__ACTIVITY__
Look through the data below and, wherever a line carries the word "salida", please copy that line.

DATA FOR PROCESSING: Begin

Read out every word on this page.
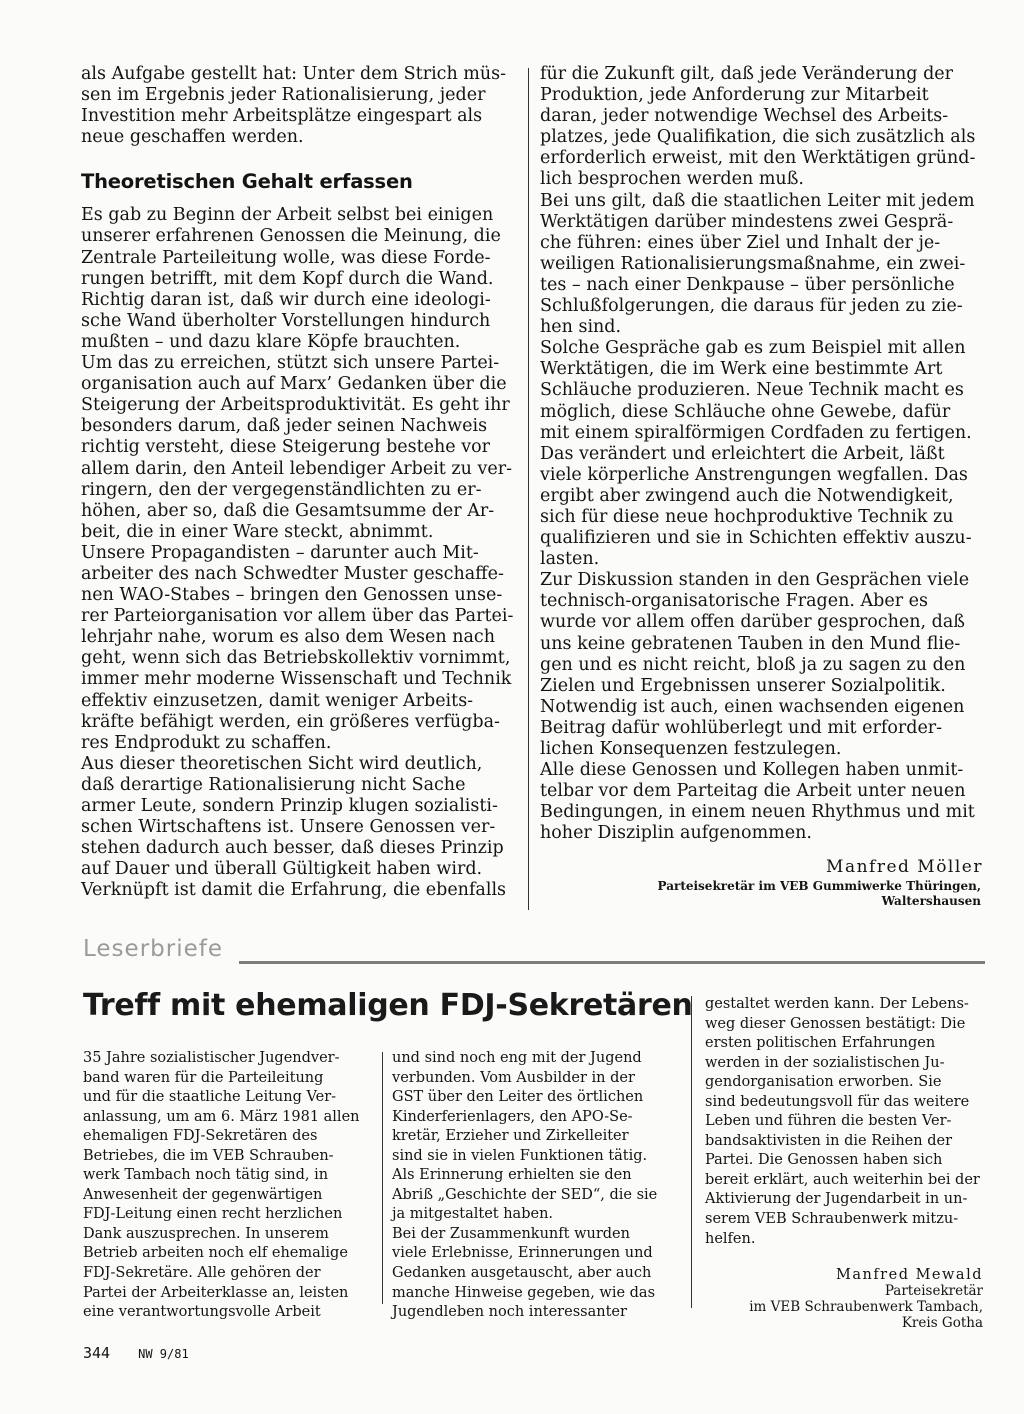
als Aufgabe gestellt hat: Unter dem Strich müs-
sen im Ergebnis jeder Rationalisierung, jeder
Investition mehr Arbeitsplätze eingespart als
neue geschaffen werden.

Theoretischen Gehalt erfassen

Es gab zu Beginn der Arbeit selbst bei einigen
unserer erfahrenen Genossen die Meinung, die
Zentrale Parteileitung wolle, was diese Forde-
rungen betrifft, mit dem Kopf durch die Wand.
Richtig daran ist, daß wir durch eine ideologi-
sche Wand überholter Vorstellungen hindurch
mußten – und dazu klare Köpfe brauchten.
Um das zu erreichen, stützt sich unsere Partei-
organisation auch auf Marx’ Gedanken über die
Steigerung der Arbeitsproduktivität. Es geht ihr
besonders darum, daß jeder seinen Nachweis
richtig versteht, diese Steigerung bestehe vor
allem darin, den Anteil lebendiger Arbeit zu ver-
ringern, den der vergegenständlichten zu er-
höhen, aber so, daß die Gesamtsumme der Ar-
beit, die in einer Ware steckt, abnimmt.
Unsere Propagandisten – darunter auch Mit-
arbeiter des nach Schwedter Muster geschaffe-
nen WAO-Stabes – bringen den Genossen unse-
rer Parteiorganisation vor allem über das Partei-
lehrjahr nahe, worum es also dem Wesen nach
geht, wenn sich das Betriebskollektiv vornimmt,
immer mehr moderne Wissenschaft und Technik
effektiv einzusetzen, damit weniger Arbeits-
kräfte befähigt werden, ein größeres verfügba-
res Endprodukt zu schaffen.
Aus dieser theoretischen Sicht wird deutlich,
daß derartige Rationalisierung nicht Sache
armer Leute, sondern Prinzip klugen sozialisti-
schen Wirtschaftens ist. Unsere Genossen ver-
stehen dadurch auch besser, daß dieses Prinzip
auf Dauer und überall Gültigkeit haben wird.
Verknüpft ist damit die Erfahrung, die ebenfalls

für die Zukunft gilt, daß jede Veränderung der
Produktion, jede Anforderung zur Mitarbeit
daran, jeder notwendige Wechsel des Arbeits-
platzes, jede Qualifikation, die sich zusätzlich als
erforderlich erweist, mit den Werktätigen gründ-
lich besprochen werden muß.
Bei uns gilt, daß die staatlichen Leiter mit jedem
Werktätigen darüber mindestens zwei Gesprä-
che führen: eines über Ziel und Inhalt der je-
weiligen Rationalisierungsmaßnahme, ein zwei-
tes – nach einer Denkpause – über persönliche
Schlußfolgerungen, die daraus für jeden zu zie-
hen sind.
Solche Gespräche gab es zum Beispiel mit allen
Werktätigen, die im Werk eine bestimmte Art
Schläuche produzieren. Neue Technik macht es
möglich, diese Schläuche ohne Gewebe, dafür
mit einem spiralförmigen Cordfaden zu fertigen.
Das verändert und erleichtert die Arbeit, läßt
viele körperliche Anstrengungen wegfallen. Das
ergibt aber zwingend auch die Notwendigkeit,
sich für diese neue hochproduktive Technik zu
qualifizieren und sie in Schichten effektiv auszu-
lasten.
Zur Diskussion standen in den Gesprächen viele
technisch-organisatorische Fragen. Aber es
wurde vor allem offen darüber gesprochen, daß
uns keine gebratenen Tauben in den Mund flie-
gen und es nicht reicht, bloß ja zu sagen zu den
Zielen und Ergebnissen unserer Sozialpolitik.
Notwendig ist auch, einen wachsenden eigenen
Beitrag dafür wohlüberlegt und mit erforder-
lichen Konsequenzen festzulegen.
Alle diese Genossen und Kollegen haben unmit-
telbar vor dem Parteitag die Arbeit unter neuen
Bedingungen, in einem neuen Rhythmus und mit
hoher Disziplin aufgenommen.

Manfred Möller
Parteisekretär im VEB Gummiwerke Thüringen,
Waltershausen
Leserbriefe
Treff mit ehemaligen FDJ-Sekretären

35 Jahre sozialistischer Jugendver-
band waren für die Parteileitung
und für die staatliche Leitung Ver-
anlassung, um am 6. März 1981 allen
ehemaligen FDJ-Sekretären des
Betriebes, die im VEB Schrauben-
werk Tambach noch tätig sind, in
Anwesenheit der gegenwärtigen
FDJ-Leitung einen recht herzlichen
Dank auszusprechen. In unserem
Betrieb arbeiten noch elf ehemalige
FDJ-Sekretäre. Alle gehören der
Partei der Arbeiterklasse an, leisten
eine verantwortungsvolle Arbeit

und sind noch eng mit der Jugend
verbunden. Vom Ausbilder in der
GST über den Leiter des örtlichen
Kinderferienlagers, den APO-Se-
kretär, Erzieher und Zirkelleiter
sind sie in vielen Funktionen tätig.
Als Erinnerung erhielten sie den
Abriß „Geschichte der SED“, die sie
ja mitgestaltet haben.
Bei der Zusammenkunft wurden
viele Erlebnisse, Erinnerungen und
Gedanken ausgetauscht, aber auch
manche Hinweise gegeben, wie das
Jugendleben noch interessanter

gestaltet werden kann. Der Lebens-
weg dieser Genossen bestätigt: Die
ersten politischen Erfahrungen
werden in der sozialistischen Ju-
gendorganisation erworben. Sie
sind bedeutungsvoll für das weitere
Leben und führen die besten Ver-
bandsaktivisten in die Reihen der
Partei. Die Genossen haben sich
bereit erklärt, auch weiterhin bei der
Aktivierung der Jugendarbeit in un-
serem VEB Schraubenwerk mitzu-
helfen.

Manfred Mewald
Parteisekretär
im VEB Schraubenwerk Tambach,
Kreis Gotha
344 NW 9/81
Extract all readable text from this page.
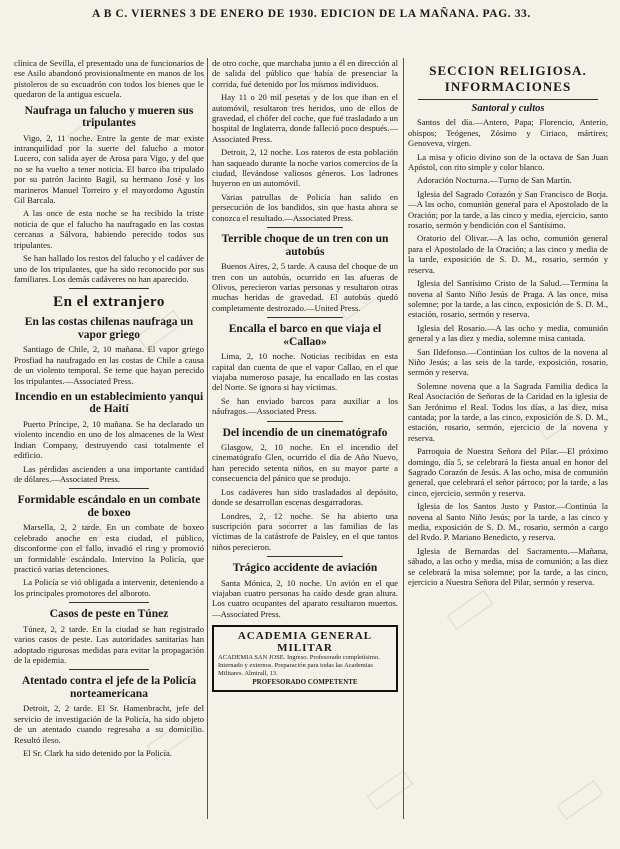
A B C. VIERNES 3 DE ENERO DE 1930. EDICION DE LA MAÑANA. PAG. 33.

clínica de Sevilla, el presentado una de funcionarios de ese Asilo abandonó provisionalmente en manos de los pistoleros de su escuadrón con todos los bienes que le quedaron de la antigua escuela.

Naufraga un falucho y mueren sus tripulantes

Vigo, 2, 11 noche. Entre la gente de mar existe intranquilidad por la suerte del falucho a motor Lucero, con salida ayer de Arosa para Vigo, y del que no se ha vuelto a tener noticia. El barco iba tripulado por su patrón Jacinto Bagil, su hermano José y los marineros Manuel Torreiro y el mayordomo Agustín Gil Barcala.

A las once de esta noche se ha recibido la triste noticia de que el falucho ha naufragado en las costas cercanas a Sálvora, habiendo perecido todos sus tripulantes.

Se han hallado los restos del falucho y el cadáver de uno de los tripulantes, que ha sido reconocido por sus familiares. Los demás cadáveres no han aparecido.

En el extranjero
En las costas chilenas naufraga un vapor griego

Santiago de Chile, 2, 10 mañana. El vapor griego Prosfiad ha naufragado en las costas de Chile a causa de un violento temporal. Se teme que hayan perecido los tripulantes.—Associated Press.

Incendio en un establecimiento yanqui de Haití

Puerto Príncipe, 2, 10 mañana. Se ha declarado un violento incendio en uno de los almacenes de la West Indian Company, destruyendo casi totalmente el edificio.

Las pérdidas ascienden a una importante cantidad de dólares.—Associated Press.

Formidable escándalo en un combate de boxeo

Marsella, 2, 2 tarde. En un combate de boxeo celebrado anoche en esta ciudad, el público, disconforme con el fallo, invadió el ring y promovió un formidable escándalo. Intervino la Policía, que practicó varias detenciones.

La Policía se vió obligada a intervenir, deteniendo a los principales promotores del alboroto.

Casos de peste en Túnez

Túnez, 2, 2 tarde. En la ciudad se han registrado varios casos de peste. Las autoridades sanitarias han adoptado rigurosas medidas para evitar la propagación de la epidemia.

Atentado contra el jefe de la Policía norteamericana

Detroit, 2, 2 tarde. El Sr. Hamenbracht, jefe del servicio de investigación de la Policía, ha sido objeto de un atentado cuando regresaba a su domicilio. Resultó ileso.

El Sr. Clark ha sido detenido por la Policía.

de otro coche, que marchaba junto a él en dirección al de salida del público que había de presenciar la corrida, fué detenido por los mismos individuos.

Hay 11 o 20 mil pesetas y de los que iban en el automóvil, resultaron tres heridos, uno de ellos de gravedad, el chófer del coche, que fué trasladado a un hospital de Inglaterra, donde falleció poco después.—Associated Press.

Detroit, 2, 12 noche. Los rateros de esta población han saqueado durante la noche varios comercios de la ciudad, llevándose valiosos géneros. Los ladrones huyeron en un automóvil.

Varias patrullas de Policía han salido en persecución de los bandidos, sin que hasta ahora se conozca el resultado.—Associated Press.

Terrible choque de un tren con un autobús

Buenos Aires, 2, 5 tarde. A causa del choque de un tren con un autobús, ocurrido en las afueras de Olivos, perecieron varias personas y resultaron otras muchas heridas de gravedad. El autobús quedó completamente destrozado.—United Press.

Encalla el barco en que viaja el «Callao»

Lima, 2, 10 noche. Noticias recibidas en esta capital dan cuenta de que el vapor Callao, en el que viajaba numeroso pasaje, ha encallado en las costas del Norte. Se ignora si hay víctimas.

Se han enviado barcos para auxiliar a los náufragos.—Associated Press.

Del incendio de un cinematógrafo

Glasgow, 2, 10 noche. En el incendio del cinematógrafo Glen, ocurrido el día de Año Nuevo, han perecido setenta niños, en su mayor parte a consecuencia del pánico que se produjo.

Los cadáveres han sido trasladados al depósito, donde se desarrollan escenas desgarradoras.

Londres, 2, 12 noche. Se ha abierto una suscripción para socorrer a las familias de las víctimas de la catástrofe de Paisley, en el que tantos niños perecieron.

Trágico accidente de aviación

Santa Mónica, 2, 10 noche. Un avión en el que viajaban cuatro personas ha caído desde gran altura. Los cuatro ocupantes del aparato resultaron muertos.—Associated Press.

ACADEMIA GENERAL MILITAR
ACADEMIA SAN JOSE. Ingreso. Profesorado completísimo. Internado y externos. Preparación para todas las Academias Militares. Almirall, 13.
PROFESORADO COMPETENTE
SECCION RELIGIOSA. INFORMACIONES
Santoral y cultos

Santos del día.—Antero, Papa; Florencio, Anterio, obispos; Teógenes, Zósimo y Ciriaco, mártires; Genoveva, virgen.

La misa y oficio divino son de la octava de San Juan Apóstol, con rito simple y color blanco.

Adoración Nocturna.—Turno de San Martín.

Iglesia del Sagrado Corazón y San Francisco de Borja.—A las ocho, comunión general para el Apostolado de la Oración; por la tarde, a las cinco y media, ejercicio, santo rosario, sermón y bendición con el Santísimo.

Oratorio del Olivar.—A las ocho, comunión general para el Apostolado de la Oración; a las cinco y media de la tarde, exposición de S. D. M., rosario, sermón y reserva.

Iglesia del Santísimo Cristo de la Salud.—Termina la novena al Santo Niño Jesús de Praga. A las once, misa solemne; por la tarde, a las cinco, exposición de S. D. M., estación, rosario, sermón y reserva.

Iglesia del Rosario.—A las ocho y media, comunión general y a las diez y media, solemne misa cantada.

San Ildefonso.—Continúan los cultos de la novena al Niño Jesús; a las seis de la tarde, exposición, rosario, sermón y reserva.

Solemne novena que a la Sagrada Familia dedica la Real Asociación de Señoras de la Caridad en la iglesia de San Jerónimo el Real. Todos los días, a las diez, misa cantada; por la tarde, a las cinco, exposición de S. D. M., estación, rosario, sermón, ejercicio de la novena y reserva.

Parroquia de Nuestra Señora del Pilar.—El próximo domingo, día 5, se celebrará la fiesta anual en honor del Sagrado Corazón de Jesús. A las ocho, misa de comunión general, que celebrará el señor párroco; por la tarde, a las cinco, ejercicio, sermón y reserva.

Iglesia de los Santos Justo y Pastor.—Continúa la novena al Santo Niño Jesús; por la tarde, a las cinco y media, exposición de S. D. M., rosario, sermón a cargo del Rvdo. P. Mariano Benedicto, y reserva.

Iglesia de Bernardas del Sacramento.—Mañana, sábado, a las ocho y media, misa de comunión; a las diez se celebrará la misa solemne; por la tarde, a las cinco, ejercicio a Nuestra Señora del Pilar, sermón y reserva.
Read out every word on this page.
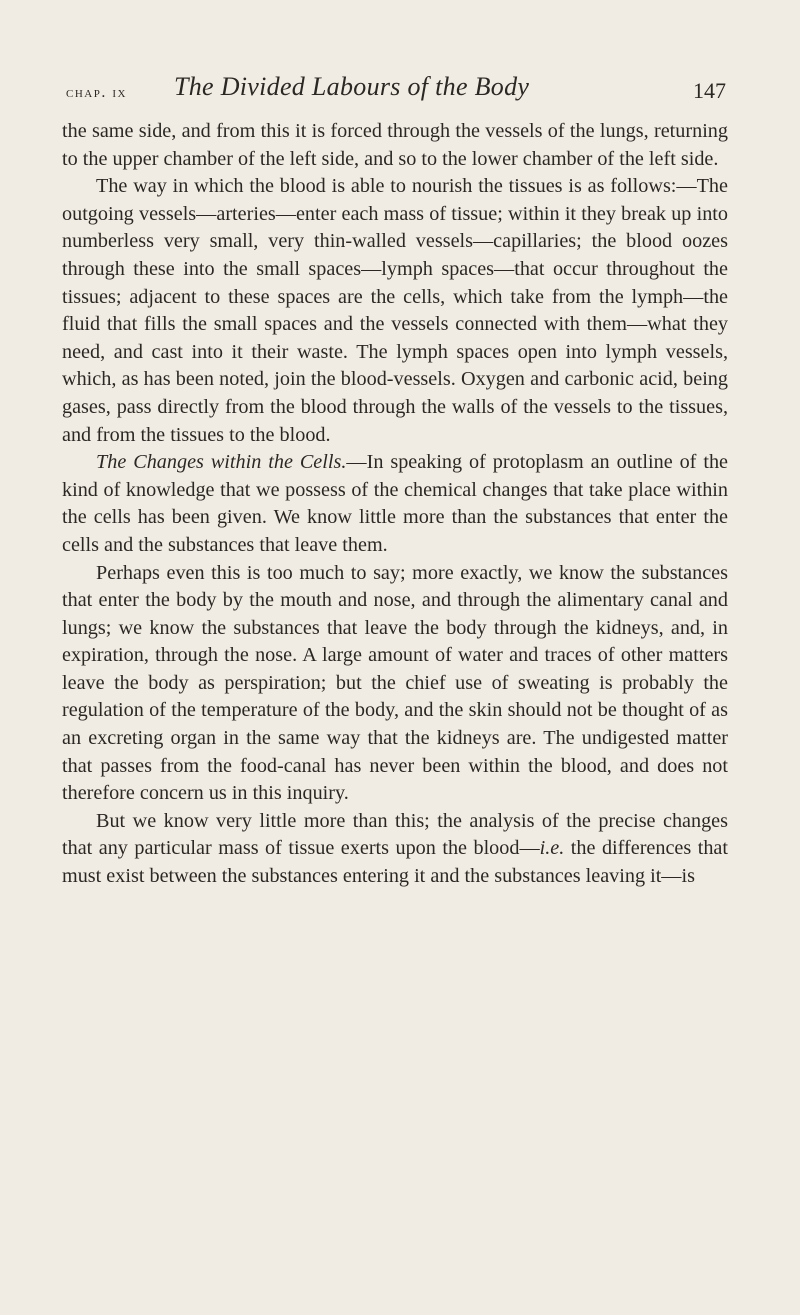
chap. ix The Divided Labours of the Body	147

the same side, and from this it is forced through the vessels of the lungs, returning to the upper chamber of the left side, and so to the lower chamber of the left side.

The way in which the blood is able to nourish the tissues is as follows:—The outgoing vessels—arteries—enter each mass of tissue; within it they break up into numberless very small, very thin-walled vessels—capillaries; the blood oozes through these into the small spaces—lymph spaces—that occur throughout the tissues; adjacent to these spaces are the cells, which take from the lymph—the fluid that fills the small spaces and the vessels connected with them—what they need, and cast into it their waste. The lymph spaces open into lymph vessels, which, as has been noted, join the blood-vessels. Oxygen and carbonic acid, being gases, pass directly from the blood through the walls of the vessels to the tissues, and from the tissues to the blood.

The Changes within the Cells.—In speaking of protoplasm an outline of the kind of knowledge that we possess of the chemical changes that take place within the cells has been given. We know little more than the substances that enter the cells and the substances that leave them.

Perhaps even this is too much to say; more exactly, we know the substances that enter the body by the mouth and nose, and through the alimentary canal and lungs; we know the substances that leave the body through the kidneys, and, in expiration, through the nose. A large amount of water and traces of other matters leave the body as perspiration; but the chief use of sweating is probably the regulation of the temperature of the body, and the skin should not be thought of as an excreting organ in the same way that the kidneys are. The undigested matter that passes from the food-canal has never been within the blood, and does not therefore concern us in this inquiry.

But we know very little more than this; the analysis of the precise changes that any particular mass of tissue exerts upon the blood—i.e. the differences that must exist between the substances entering it and the substances leaving it—is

DATA FOR PROCESSING: End

__OUTPUT FOR THIS TASK__
Vigo, 2, 11 noche. Entre la gente de mar existe intranquilidad por la suerte del falucho a motor Lucero, con salida ayer de Arosa para Vigo, y del que no se ha vuelto a tener noticia. El barco iba tripulado por su patrón Jacinto Bagil, su hermano José y los marineros Manuel Torreiro y el mayordomo Agustín Gil Barcala.
de otro coche, que marchaba junto a él en dirección al de salida del público que había de presenciar la corrida, fué detenido por los mismos individuos.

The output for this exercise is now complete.